— Begin Excerpted data —

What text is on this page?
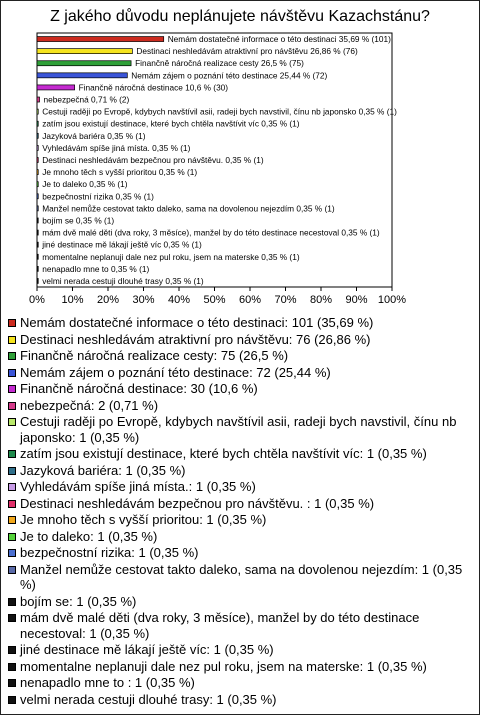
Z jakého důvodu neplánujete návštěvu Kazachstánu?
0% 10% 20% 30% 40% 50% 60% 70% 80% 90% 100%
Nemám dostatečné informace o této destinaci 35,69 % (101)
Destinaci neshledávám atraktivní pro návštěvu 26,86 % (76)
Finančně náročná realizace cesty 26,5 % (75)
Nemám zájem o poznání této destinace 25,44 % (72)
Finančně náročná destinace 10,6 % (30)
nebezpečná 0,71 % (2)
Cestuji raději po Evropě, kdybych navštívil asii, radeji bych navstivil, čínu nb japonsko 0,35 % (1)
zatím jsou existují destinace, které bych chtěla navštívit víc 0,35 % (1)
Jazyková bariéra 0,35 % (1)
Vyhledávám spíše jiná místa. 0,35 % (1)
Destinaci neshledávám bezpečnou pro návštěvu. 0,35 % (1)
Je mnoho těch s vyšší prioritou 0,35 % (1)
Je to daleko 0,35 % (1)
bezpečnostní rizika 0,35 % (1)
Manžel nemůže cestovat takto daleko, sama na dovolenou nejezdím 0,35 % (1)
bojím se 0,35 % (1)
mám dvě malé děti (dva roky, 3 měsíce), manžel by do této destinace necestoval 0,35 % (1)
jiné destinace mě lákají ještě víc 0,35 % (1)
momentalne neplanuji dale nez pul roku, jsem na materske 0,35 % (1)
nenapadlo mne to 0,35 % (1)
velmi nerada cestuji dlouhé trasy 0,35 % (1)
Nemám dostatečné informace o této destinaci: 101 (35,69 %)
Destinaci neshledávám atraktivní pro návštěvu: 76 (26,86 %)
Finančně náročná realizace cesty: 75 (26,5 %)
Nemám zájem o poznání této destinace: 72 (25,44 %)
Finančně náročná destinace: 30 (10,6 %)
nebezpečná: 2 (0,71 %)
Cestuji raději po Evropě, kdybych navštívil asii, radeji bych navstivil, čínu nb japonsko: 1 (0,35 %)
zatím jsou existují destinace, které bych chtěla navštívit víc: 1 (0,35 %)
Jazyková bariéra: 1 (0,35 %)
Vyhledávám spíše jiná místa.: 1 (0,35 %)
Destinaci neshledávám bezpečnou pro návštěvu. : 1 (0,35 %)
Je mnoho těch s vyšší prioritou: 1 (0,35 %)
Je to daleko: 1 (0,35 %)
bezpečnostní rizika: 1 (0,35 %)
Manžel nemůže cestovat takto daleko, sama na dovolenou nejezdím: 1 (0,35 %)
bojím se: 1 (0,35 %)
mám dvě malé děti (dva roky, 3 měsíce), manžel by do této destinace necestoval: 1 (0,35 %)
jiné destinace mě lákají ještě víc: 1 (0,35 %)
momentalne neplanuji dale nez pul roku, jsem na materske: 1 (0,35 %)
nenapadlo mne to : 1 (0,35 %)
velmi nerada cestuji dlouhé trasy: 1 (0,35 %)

— End Excerpted data —

Written task -
Find how many lines in the listing contain the word "děti" and give that count alone.

Reply -
2